Filter the entries that follow, copying every line in which the word "content" appears.

---+---

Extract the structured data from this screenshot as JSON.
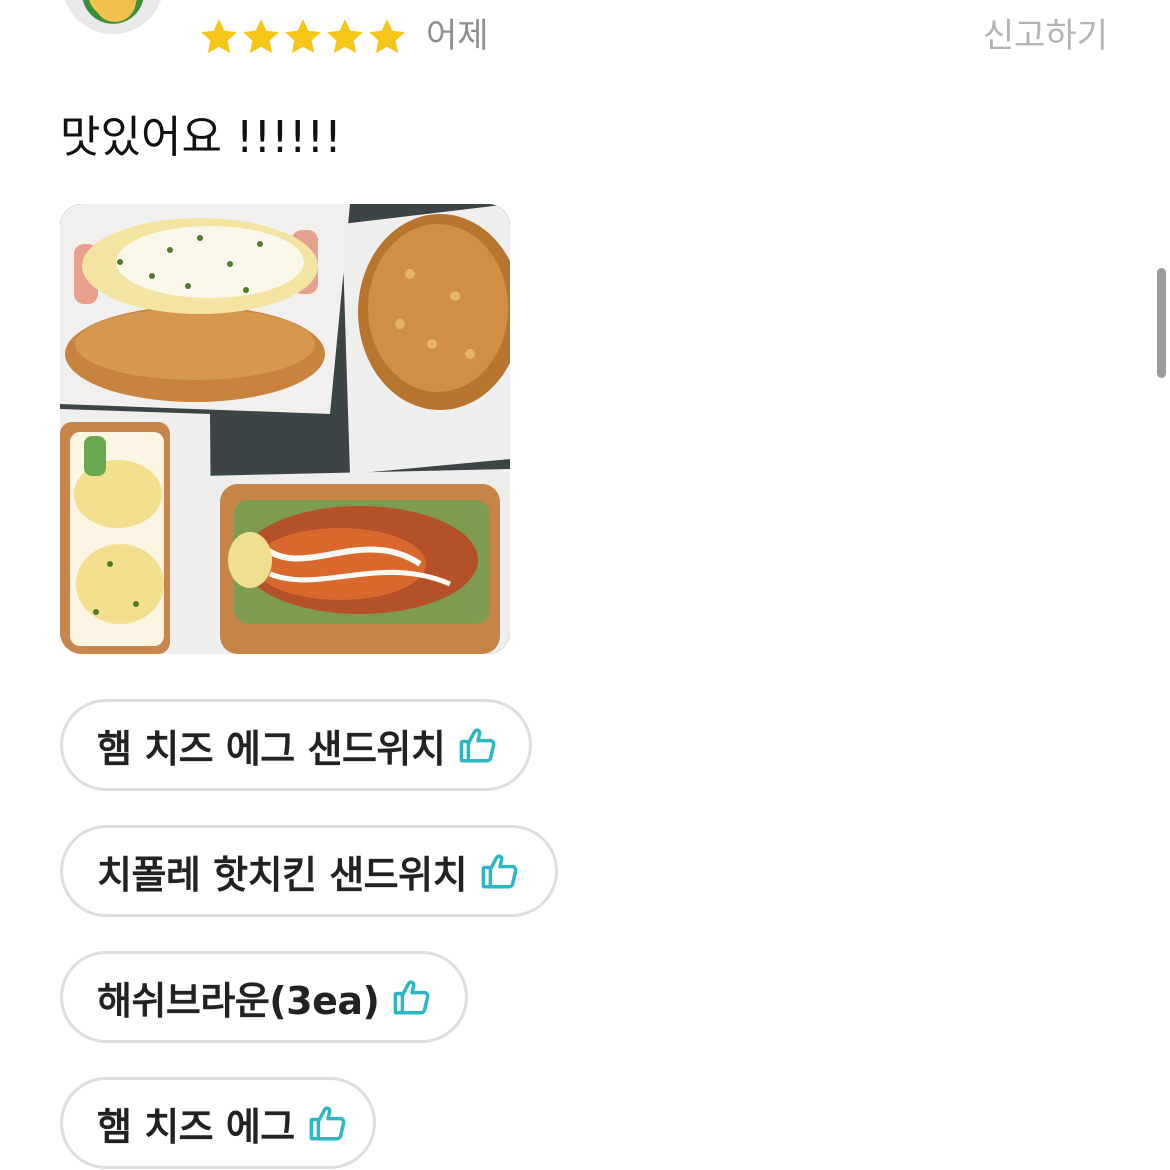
{
  "review": {
    "rating": 5,
    "rating_max": 5,
    "star_color": "#F5C518",
    "date": "어제",
    "report_label": "신고하기",
    "text": "맛있어요 !!!!!!",
    "photo": {
      "content": "sandwich-and-hashbrown-photo"
    }
  },
  "tags": [
    {
      "label": "햄 치즈 에그 샌드위치",
      "icon": "thumbs-up-icon"
    },
    {
      "label": "치폴레 핫치킨 샌드위치",
      "icon": "thumbs-up-icon"
    },
    {
      "label": "해쉬브라운(3ea)",
      "icon": "thumbs-up-icon"
    },
    {
      "label": "햄 치즈 에그",
      "icon": "thumbs-up-icon"
    }
  ],
  "colors": {
    "accent": "#2BB8C4",
    "tag_border": "#DEDEDE",
    "muted_text": "#8E8E8E",
    "report_text": "#B4B4B4"
  }
}
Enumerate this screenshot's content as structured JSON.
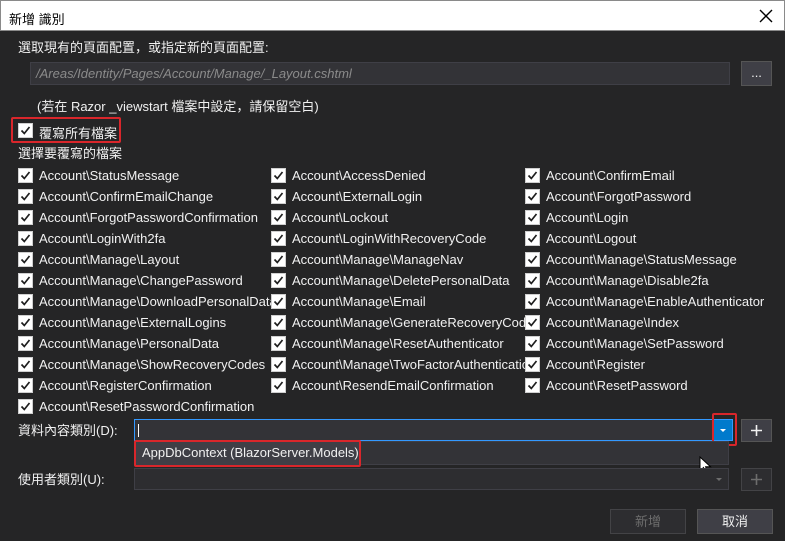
{
  "dialog": {
    "title": "新增 識別",
    "layout_prompt": "選取現有的頁面配置，或指定新的頁面配置:",
    "layout_value": "/Areas/Identity/Pages/Account/Manage/_Layout.cshtml",
    "browse_label": "...",
    "layout_hint": "(若在 Razor _viewstart 檔案中設定，請保留空白)",
    "override_all_label": "覆寫所有檔案",
    "select_files_label": "選擇要覆寫的檔案",
    "files": [
      "Account\\StatusMessage",
      "Account\\AccessDenied",
      "Account\\ConfirmEmail",
      "Account\\ConfirmEmailChange",
      "Account\\ExternalLogin",
      "Account\\ForgotPassword",
      "Account\\ForgotPasswordConfirmation",
      "Account\\Lockout",
      "Account\\Login",
      "Account\\LoginWith2fa",
      "Account\\LoginWithRecoveryCode",
      "Account\\Logout",
      "Account\\Manage\\Layout",
      "Account\\Manage\\ManageNav",
      "Account\\Manage\\StatusMessage",
      "Account\\Manage\\ChangePassword",
      "Account\\Manage\\DeletePersonalData",
      "Account\\Manage\\Disable2fa",
      "Account\\Manage\\DownloadPersonalData",
      "Account\\Manage\\Email",
      "Account\\Manage\\EnableAuthenticator",
      "Account\\Manage\\ExternalLogins",
      "Account\\Manage\\GenerateRecoveryCodes",
      "Account\\Manage\\Index",
      "Account\\Manage\\PersonalData",
      "Account\\Manage\\ResetAuthenticator",
      "Account\\Manage\\SetPassword",
      "Account\\Manage\\ShowRecoveryCodes",
      "Account\\Manage\\TwoFactorAuthentication",
      "Account\\Register",
      "Account\\RegisterConfirmation",
      "Account\\ResendEmailConfirmation",
      "Account\\ResetPassword",
      "Account\\ResetPasswordConfirmation"
    ],
    "data_context_label": "資料內容類別(D):",
    "data_context_option": "AppDbContext (BlazorServer.Models)",
    "add_label": "+",
    "user_class_label": "使用者類別(U):",
    "add_button": "新增",
    "cancel_button": "取消"
  },
  "colors": {
    "accent": "#007acc",
    "highlight": "#d9262b",
    "background": "#252526"
  },
  "icons": [
    "close-icon",
    "checkmark-icon",
    "chevron-down-icon",
    "mouse-cursor-icon"
  ]
}
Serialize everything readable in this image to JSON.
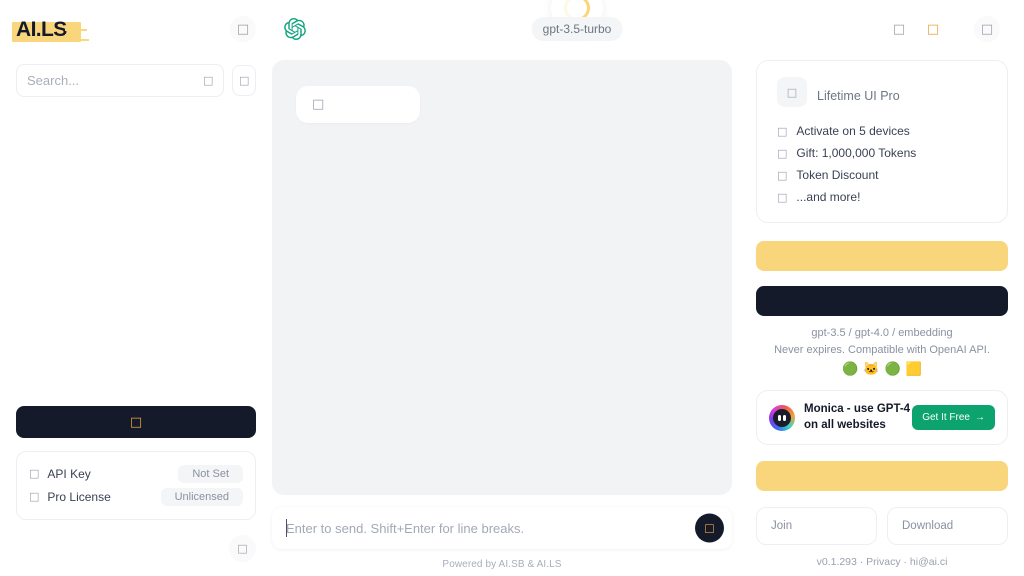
{
  "header": {
    "logo_text": "AI.LS",
    "sidebar_collapse_icon": "panel-collapse-icon",
    "openai_logo": "openai-logo",
    "model_pill": "gpt-3.5-turbo",
    "spinner": "loading-spinner",
    "action_icons": [
      "share-icon",
      "star-icon",
      "settings-icon"
    ]
  },
  "sidebar": {
    "search_placeholder": "Search...",
    "search_value": "",
    "search_inline_icon": "search-icon",
    "filter_icon": "filter-icon",
    "new_chat_icon": "plus-icon",
    "status": [
      {
        "icon": "key-icon",
        "label": "API Key",
        "badge": "Not Set"
      },
      {
        "icon": "license-icon",
        "label": "Pro License",
        "badge": "Unlicensed"
      }
    ],
    "footer_icon": "help-icon"
  },
  "chat": {
    "first_message_icon": "message-placeholder-icon",
    "input_placeholder": "Enter to send. Shift+Enter for line breaks.",
    "input_value": "",
    "send_icon": "send-icon",
    "powered_by": "Powered by AI.SB & AI.LS"
  },
  "right_panel": {
    "pro_card": {
      "badge_icon": "crown-icon",
      "title": "Lifetime UI Pro",
      "features": [
        {
          "icon": "check-icon",
          "text": "Activate on 5 devices"
        },
        {
          "icon": "gift-icon",
          "text": "Gift: 1,000,000 Tokens"
        },
        {
          "icon": "discount-icon",
          "text": "Token Discount"
        },
        {
          "icon": "sparkle-icon",
          "text": "...and more!"
        }
      ]
    },
    "primary_button_label": "",
    "secondary_button_label": "",
    "note_line_1": "gpt-3.5 / gpt-4.0 / embedding",
    "note_line_2": "Never expires. Compatible with OpenAI API.",
    "payment_emojis": [
      "🟢",
      "🐱",
      "🟢",
      "🟨"
    ],
    "monica_ad": {
      "avatar": "monica-avatar",
      "headline_line_1": "Monica - use GPT-4",
      "headline_line_2": "on all websites",
      "cta_label": "Get It Free",
      "cta_arrow": "arrow-right-icon"
    },
    "promo_button_label": "",
    "join_label": "Join",
    "download_label": "Download",
    "footer": "v0.1.293 · Privacy · hi@ai.ci"
  },
  "colors": {
    "accent_yellow": "#F9D57C",
    "dark": "#141A2A",
    "openai_green": "#10A37F",
    "monica_green": "#0DA36F",
    "chat_bg": "#F2F3F5"
  }
}
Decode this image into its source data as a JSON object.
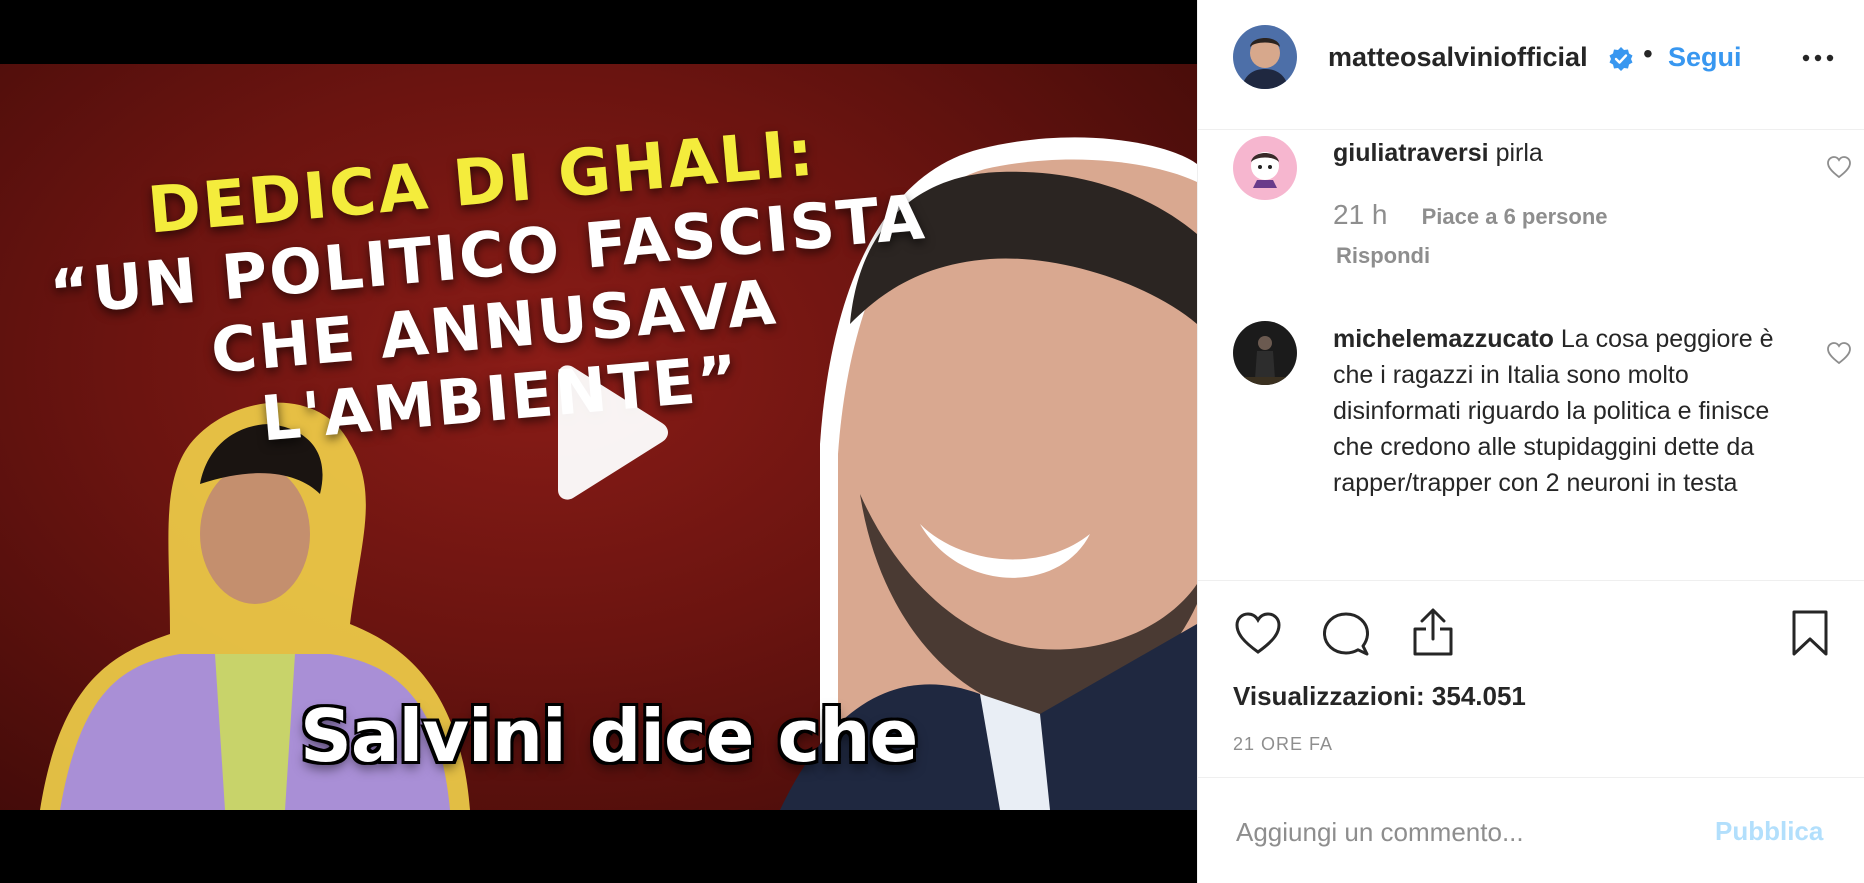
{
  "video": {
    "headline_line1": "DEDICA DI GHALI:",
    "headline_line2": "“UN POLITICO FASCISTA",
    "headline_line3": "CHE ANNUSAVA L'AMBIENTE”",
    "caption": "Salvini dice che",
    "play_icon": "play-icon"
  },
  "header": {
    "username": "matteosalviniofficial",
    "verified_icon": "verified-badge-icon",
    "separator": "•",
    "follow_label": "Segui",
    "more_icon": "more-options-icon"
  },
  "comments": [
    {
      "user": "giuliatraversi",
      "text": "pirla",
      "time": "21 h",
      "likes": "Piace a 6 persone",
      "reply": "Rispondi"
    },
    {
      "user": "michelemazzucato",
      "text": "La cosa peggiore è che i ragazzi in Italia sono molto disinformati riguardo la politica e finisce che credono alle stupidaggini dette da rapper/trapper con 2 neuroni in testa"
    }
  ],
  "actions": {
    "icons": [
      "heart-icon",
      "comment-icon",
      "share-icon",
      "bookmark-icon"
    ],
    "views_label": "Visualizzazioni: 354.051",
    "posted": "21 ORE FA"
  },
  "add_comment": {
    "placeholder": "Aggiungi un commento...",
    "publish_label": "Pubblica"
  },
  "colors": {
    "link_blue": "#3897f0",
    "publish_disabled": "#b2dffc",
    "headline_yellow": "#f4ec3c",
    "video_bg": "#6b1410"
  }
}
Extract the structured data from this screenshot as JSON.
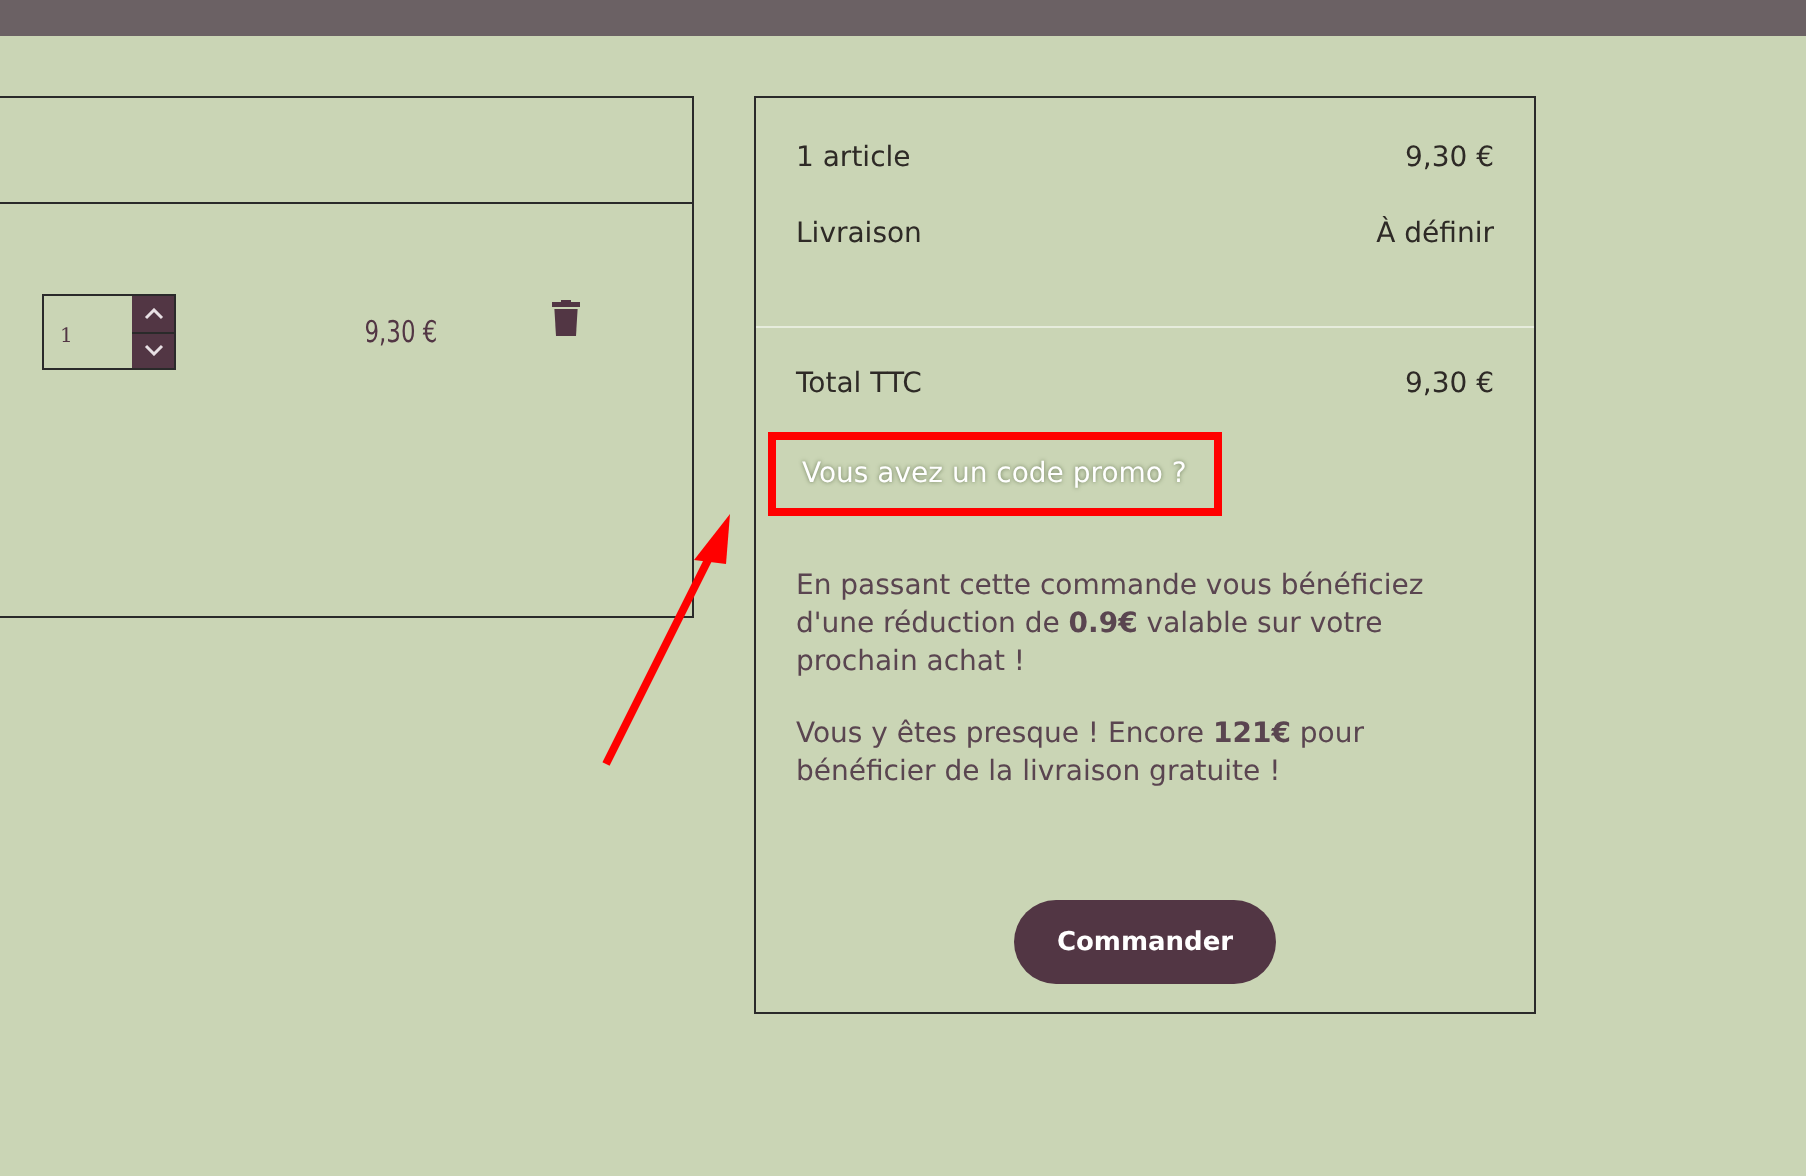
{
  "cart_item": {
    "quantity": "1",
    "price": "9,30 €"
  },
  "summary": {
    "lines": [
      {
        "label": "1 article",
        "value": "9,30 €"
      },
      {
        "label": "Livraison",
        "value": "À définir"
      }
    ],
    "total": {
      "label": "Total TTC",
      "value": "9,30 €"
    },
    "promo_link": {
      "text": "Vous avez un code promo ?",
      "highlighted": true
    },
    "messages": [
      "En passant cette commande vous bénéficiez d'une réduction de **0.9€** valable sur votre prochain achat !",
      "Vous y êtes presque ! Encore **121€** pour bénéficier de la livraison gratuite !"
    ],
    "order_button": "Commander"
  }
}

---+---

*Result:*
      "content": "sandwich-and-hashbrown-photo"
Enumerate this screenshot's content as structured JSON.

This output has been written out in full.